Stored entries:
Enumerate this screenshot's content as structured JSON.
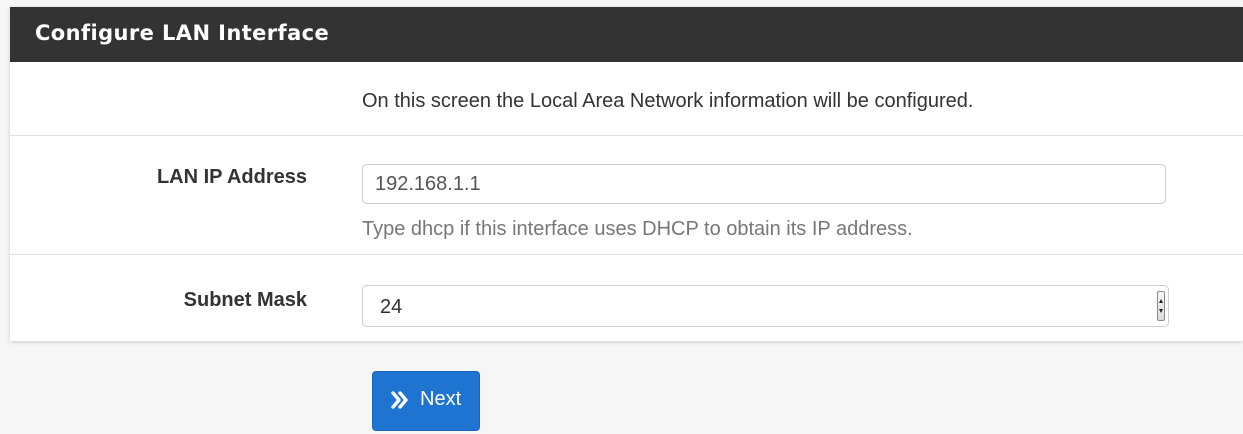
{
  "panel": {
    "title": "Configure LAN Interface",
    "description": "On this screen the Local Area Network information will be configured."
  },
  "lan_ip": {
    "label": "LAN IP Address",
    "value": "192.168.1.1",
    "help": "Type dhcp if this interface uses DHCP to obtain its IP address."
  },
  "subnet_mask": {
    "label": "Subnet Mask",
    "selected": "24"
  },
  "next_button": {
    "label": "Next",
    "icon": "double-chevron-right-icon"
  },
  "colors": {
    "header_bg": "#333333",
    "button_bg": "#1e74d0",
    "help_text": "#777777"
  }
}
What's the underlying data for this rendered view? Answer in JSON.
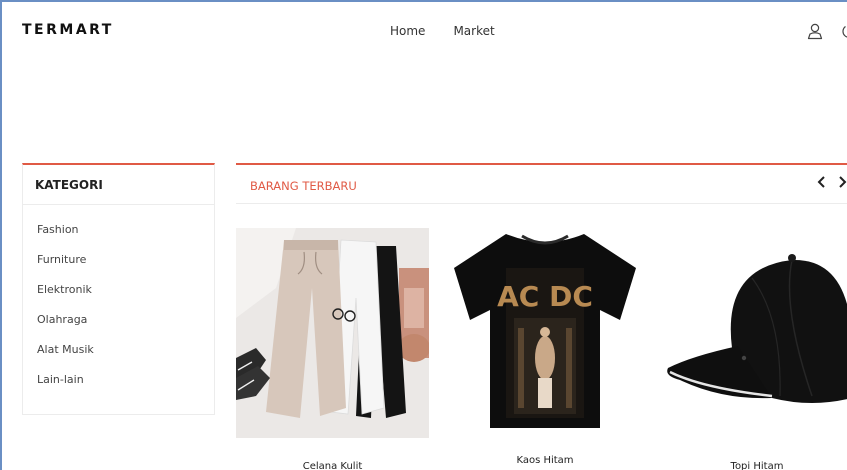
{
  "header": {
    "brand": "TERMART",
    "nav": [
      "Home",
      "Market"
    ],
    "icons": [
      "user-icon",
      "power-icon"
    ]
  },
  "categories": {
    "title": "KATEGORI",
    "items": [
      "Fashion",
      "Furniture",
      "Elektronik",
      "Olahraga",
      "Alat Musik",
      "Lain-lain"
    ]
  },
  "latest": {
    "title": "BARANG TERBARU",
    "prev_icon": "chevron-left-icon",
    "next_icon": "chevron-right-icon",
    "products": [
      {
        "name": "Celana Kulit"
      },
      {
        "name": "Kaos Hitam"
      },
      {
        "name": "Topi Hitam"
      }
    ]
  },
  "colors": {
    "accent": "#e05a45",
    "frame": "#6a8fc4"
  }
}
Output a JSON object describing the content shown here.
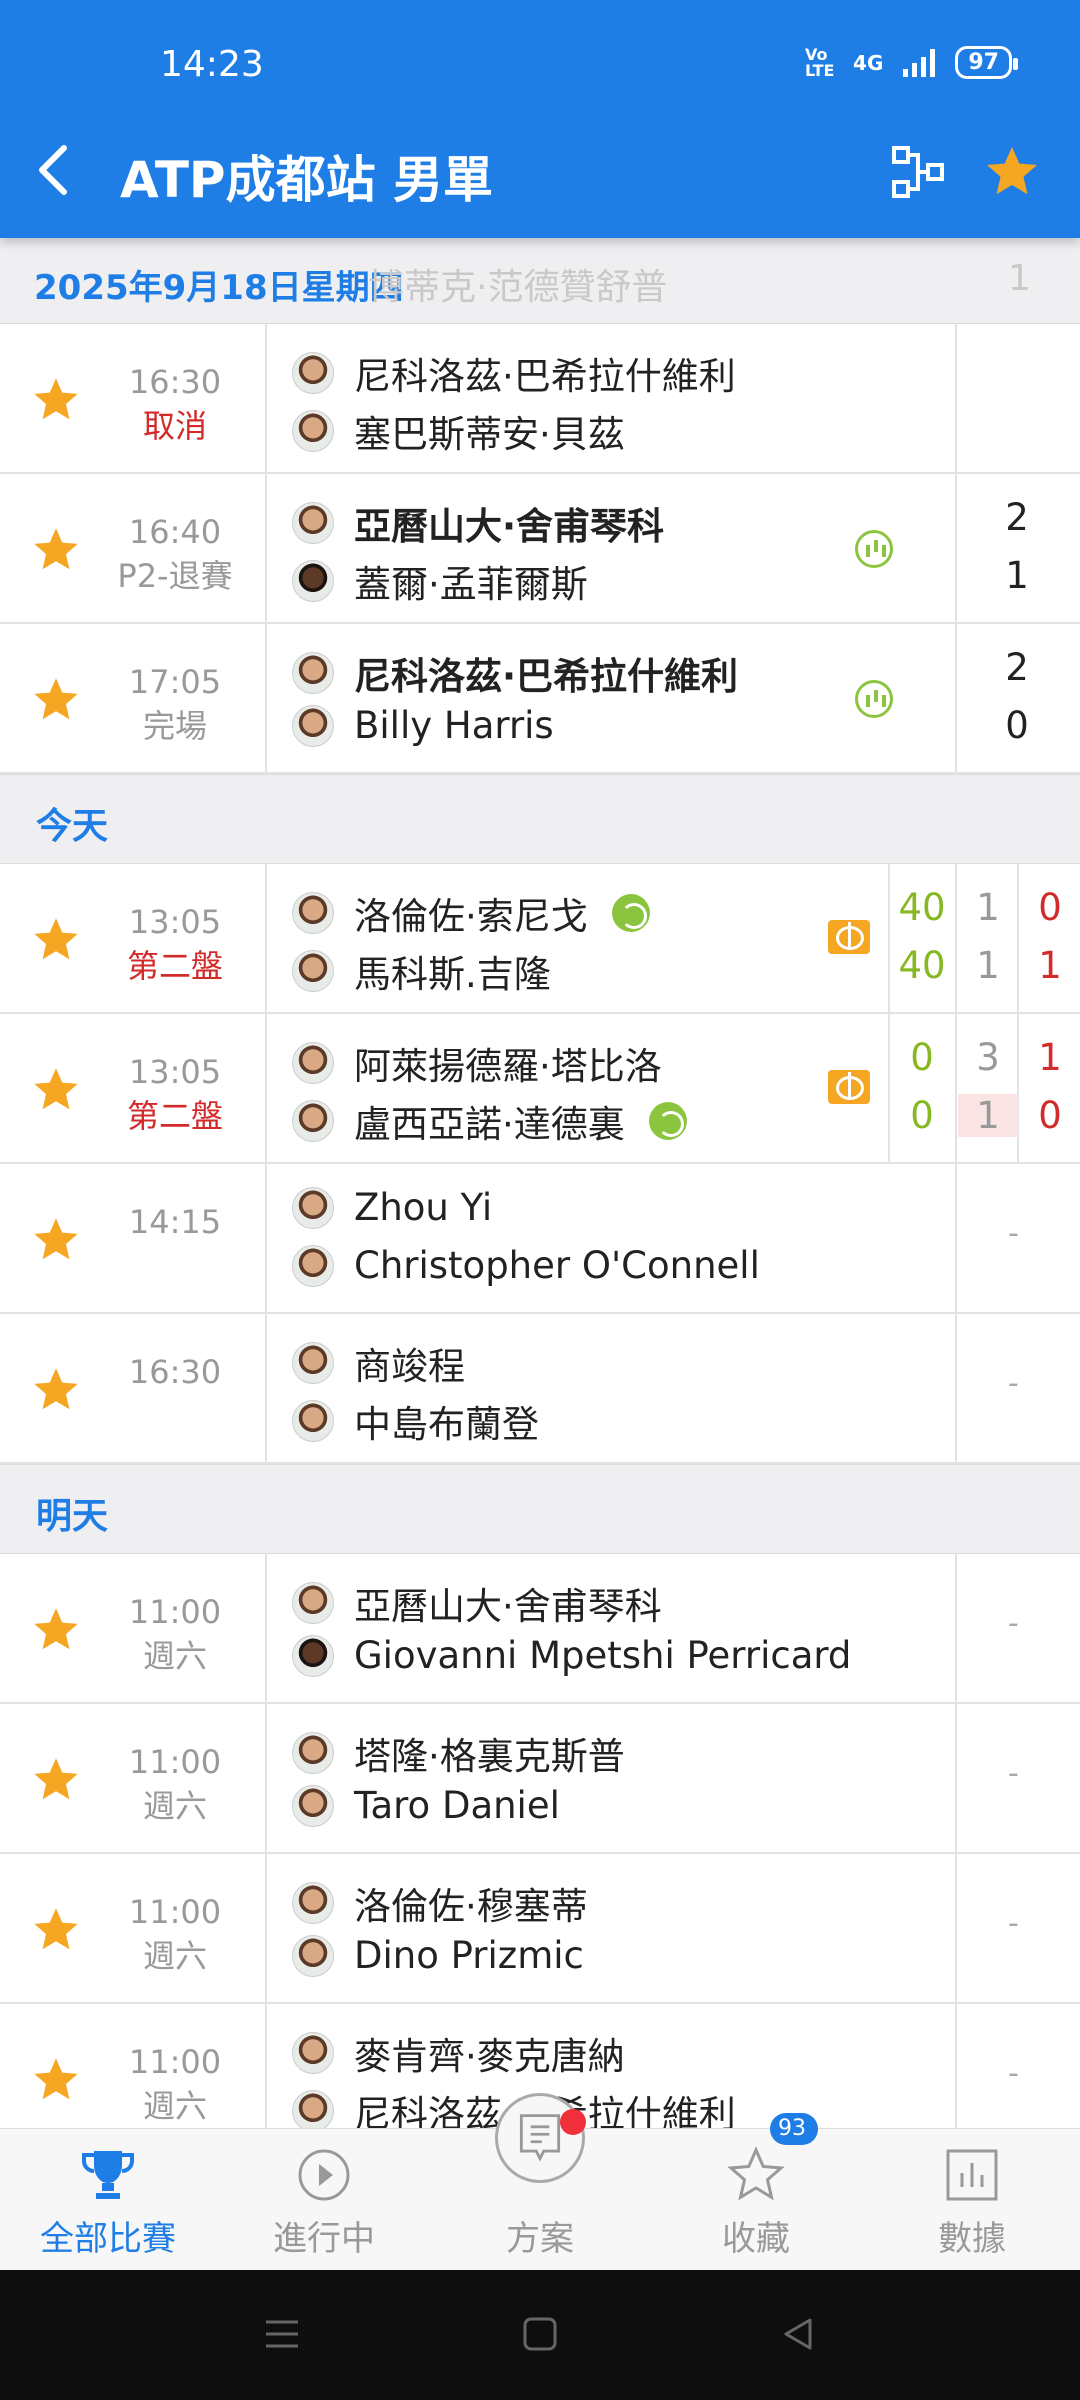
{
  "status_bar": {
    "time": "14:23",
    "network": "4G",
    "volte": "Vo LTE",
    "battery": "97"
  },
  "header": {
    "title": "ATP成都站 男單"
  },
  "list": {
    "partial_row_text": "博蒂克·范德贊舒普",
    "partial_row_score": "1",
    "date_header": "2025年9月18日星期四",
    "groups": [
      {
        "label": "",
        "matches": [
          {
            "time": "16:30",
            "status": "取消",
            "status_color": "red",
            "p1": "尼科洛茲·巴希拉什維利",
            "p2": "塞巴斯蒂安·貝茲"
          },
          {
            "time": "16:40",
            "status": "P2-退賽",
            "status_color": "grey",
            "p1": "亞曆山大·舍甫琴科",
            "p2": "蓋爾·孟菲爾斯",
            "s1": "2",
            "s2": "1"
          },
          {
            "time": "17:05",
            "status": "完場",
            "status_color": "grey",
            "p1": "尼科洛茲·巴希拉什維利",
            "p2": "Billy Harris",
            "s1": "2",
            "s2": "0"
          }
        ]
      },
      {
        "label": "今天",
        "matches": [
          {
            "time": "13:05",
            "status": "第二盤",
            "p1": "洛倫佐·索尼戈",
            "p2": "馬科斯.吉隆",
            "pts1": "40",
            "pts2": "40",
            "g1a": "1",
            "g1b": "1",
            "g2a": "0",
            "g2b": "1"
          },
          {
            "time": "13:05",
            "status": "第二盤",
            "p1": "阿萊揚德羅·塔比洛",
            "p2": "盧西亞諾·達德裏",
            "pts1": "0",
            "pts2": "0",
            "g1a": "3",
            "g1b": "1",
            "g2a": "1",
            "g2b": "0"
          },
          {
            "time": "14:15",
            "p1": "Zhou Yi",
            "p2": "Christopher O'Connell",
            "score": "-"
          },
          {
            "time": "16:30",
            "p1": "商竣程",
            "p2": "中島布蘭登",
            "score": "-"
          }
        ]
      },
      {
        "label": "明天",
        "matches": [
          {
            "time": "11:00",
            "day": "週六",
            "p1": "亞曆山大·舍甫琴科",
            "p2": "Giovanni Mpetshi Perricard",
            "score": "-"
          },
          {
            "time": "11:00",
            "day": "週六",
            "p1": "塔隆·格裏克斯普",
            "p2": "Taro Daniel",
            "score": "-"
          },
          {
            "time": "11:00",
            "day": "週六",
            "p1": "洛倫佐·穆塞蒂",
            "p2": "Dino Prizmic",
            "score": "-"
          },
          {
            "time": "11:00",
            "day": "週六",
            "p1": "麥肯齊·麥克唐納",
            "p2": "尼科洛茲·巴希拉什維利",
            "score": "-"
          }
        ]
      }
    ]
  },
  "bottom_nav": {
    "items": [
      {
        "label": "全部比賽",
        "icon": "trophy-icon"
      },
      {
        "label": "進行中",
        "icon": "play-icon"
      },
      {
        "label": "方案",
        "icon": "plan-icon"
      },
      {
        "label": "收藏",
        "icon": "star-icon",
        "badge": "93"
      },
      {
        "label": "數據",
        "icon": "chart-icon"
      }
    ]
  },
  "colors": {
    "primary": "#1e7ee6",
    "star": "#f5a623",
    "green": "#86b822",
    "red": "#d32a2a"
  }
}
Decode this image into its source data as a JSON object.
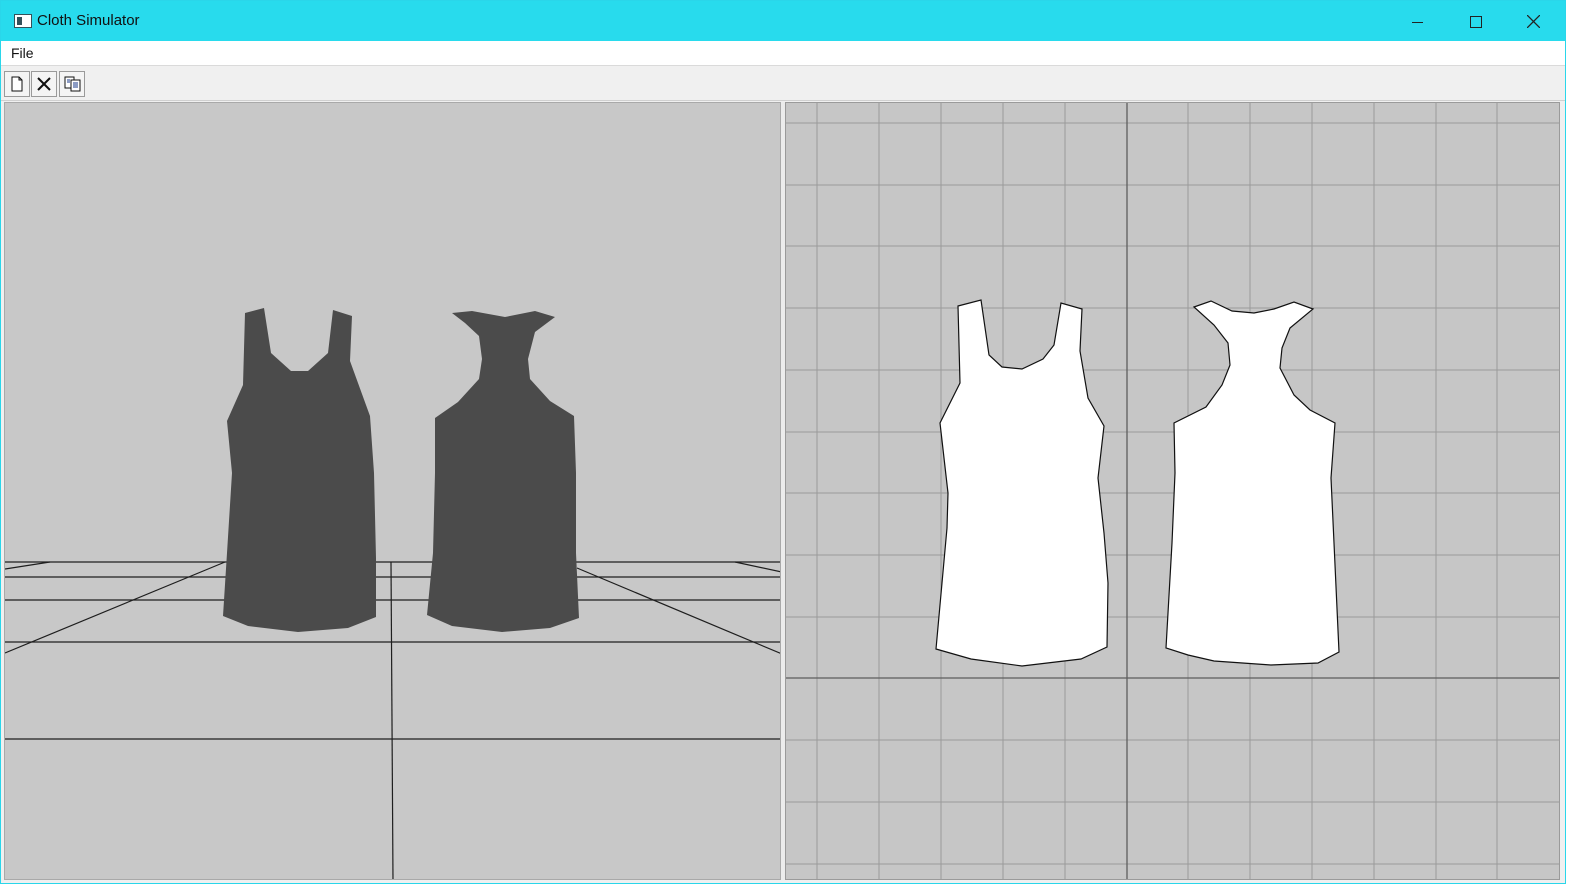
{
  "window": {
    "title": "Cloth Simulator",
    "icon": "app-window-icon",
    "accent_color": "#28dbed"
  },
  "controls": {
    "minimize_icon": "minimize-icon",
    "maximize_icon": "maximize-icon",
    "close_icon": "close-icon"
  },
  "menu": {
    "items": [
      "File"
    ]
  },
  "toolbar": {
    "buttons": [
      {
        "icon": "new-document-icon"
      },
      {
        "icon": "delete-x-icon"
      },
      {
        "icon": "copy-icon"
      }
    ]
  },
  "viewports": {
    "left": {
      "name": "3d-view",
      "background": "#c8c8c8",
      "garment_color": "#4b4b4b",
      "garments": [
        "tank-top-front",
        "tank-top-back"
      ]
    },
    "right": {
      "name": "2d-pattern-view",
      "background": "#c6c6c6",
      "grid_color": "#9a9a9a",
      "pattern_color": "#ffffff",
      "patterns": [
        "tank-top-front-pattern",
        "tank-top-back-pattern"
      ]
    }
  }
}
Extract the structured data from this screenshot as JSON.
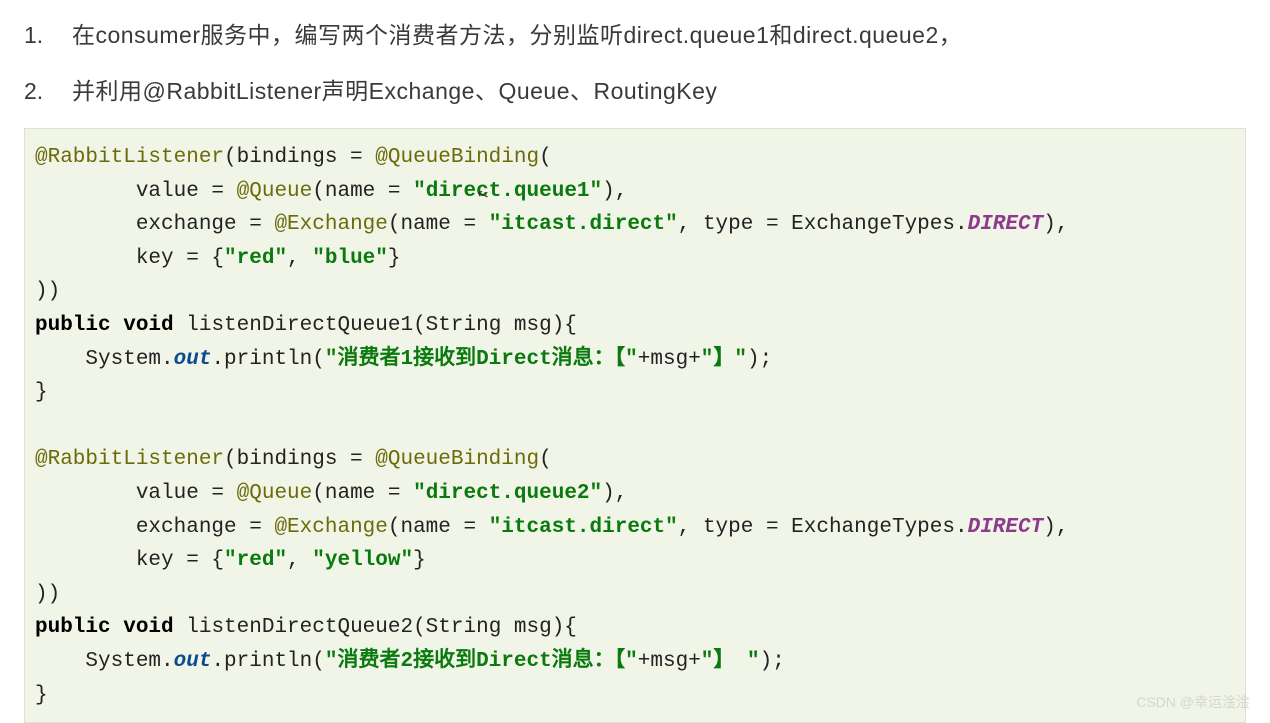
{
  "list": {
    "item1_num": "1.",
    "item1_text": "在consumer服务中，编写两个消费者方法，分别监听direct.queue1和direct.queue2，",
    "item2_num": "2.",
    "item2_text": "并利用@RabbitListener声明Exchange、Queue、RoutingKey"
  },
  "code": {
    "rl1": "@RabbitListener",
    "bindings1": "(bindings = ",
    "qb1": "@QueueBinding",
    "open1": "(",
    "value1a": "        value = ",
    "queue1": "@Queue",
    "name1a": "(name = ",
    "str_q1": "\"direct.queue1\"",
    "close_nm1": "),",
    "exch_lbl1": "        exchange = ",
    "exch1": "@Exchange",
    "name1b": "(name = ",
    "str_e1": "\"itcast.direct\"",
    "type1": ", type = ExchangeTypes.",
    "direct1": "DIRECT",
    "close_ex1": "),",
    "key1": "        key = {",
    "str_red1": "\"red\"",
    "comma1": ", ",
    "str_blue1": "\"blue\"",
    "close_key1": "}",
    "close_ann1": "))",
    "pub1": "public",
    "void1": " void",
    "method1": " listenDirectQueue1(String msg){",
    "sysout1a": "    System.",
    "out1": "out",
    "println1a": ".println(",
    "str_msg1a": "\"消费者1接收到Direct消息：【\"",
    "plusmsg1": "+msg+",
    "str_msg1b": "\"】\"",
    "println1b": ");",
    "close_m1": "}",
    "rl2": "@RabbitListener",
    "bindings2": "(bindings = ",
    "qb2": "@QueueBinding",
    "open2": "(",
    "value2a": "        value = ",
    "queue2": "@Queue",
    "name2a": "(name = ",
    "str_q2": "\"direct.queue2\"",
    "close_nm2": "),",
    "exch_lbl2": "        exchange = ",
    "exch2": "@Exchange",
    "name2b": "(name = ",
    "str_e2": "\"itcast.direct\"",
    "type2": ", type = ExchangeTypes.",
    "direct2": "DIRECT",
    "close_ex2": "),",
    "key2": "        key = {",
    "str_red2": "\"red\"",
    "comma2": ", ",
    "str_yel2": "\"yellow\"",
    "close_key2": "}",
    "close_ann2": "))",
    "pub2": "public",
    "void2": " void",
    "method2": " listenDirectQueue2(String msg){",
    "sysout2a": "    System.",
    "out2": "out",
    "println2a": ".println(",
    "str_msg2a": "\"消费者2接收到Direct消息：【\"",
    "plusmsg2": "+msg+",
    "str_msg2b": "\"】 \"",
    "println2b": ");",
    "close_m2": "}"
  },
  "watermark": "CSDN @幸运淦淦"
}
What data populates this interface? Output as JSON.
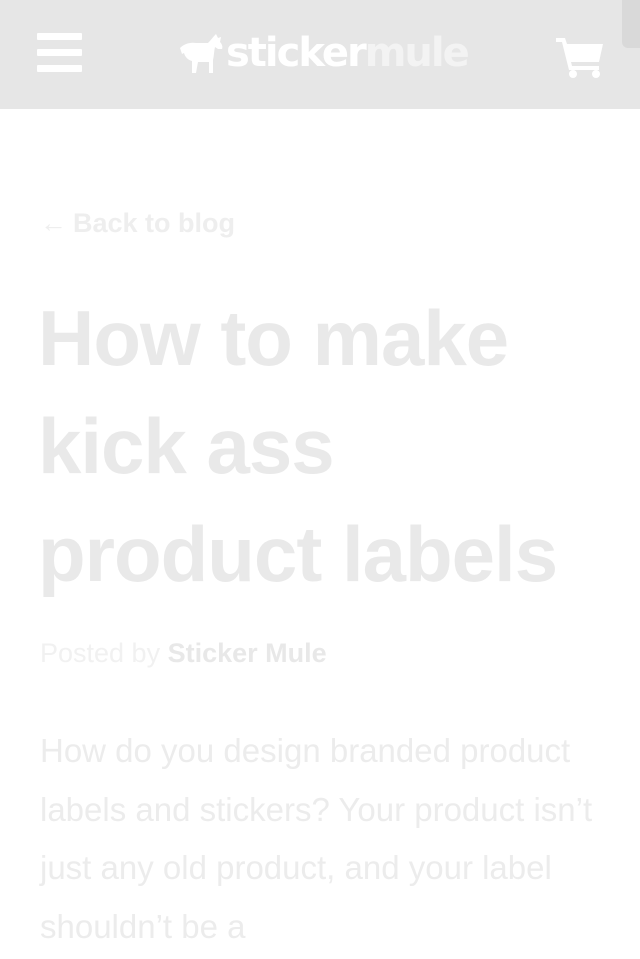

— PROBLEM DESCRIPTION —
Go through the records. Copy each line where "title" appears.

— THE REPLY —
    "title": "Configure LAN Interface",
    "title": "KATEGORI",
    "title": "BARANG TERBARU",
    "title": "ATP成都站 男單"
    "title": "Cloth Simulator",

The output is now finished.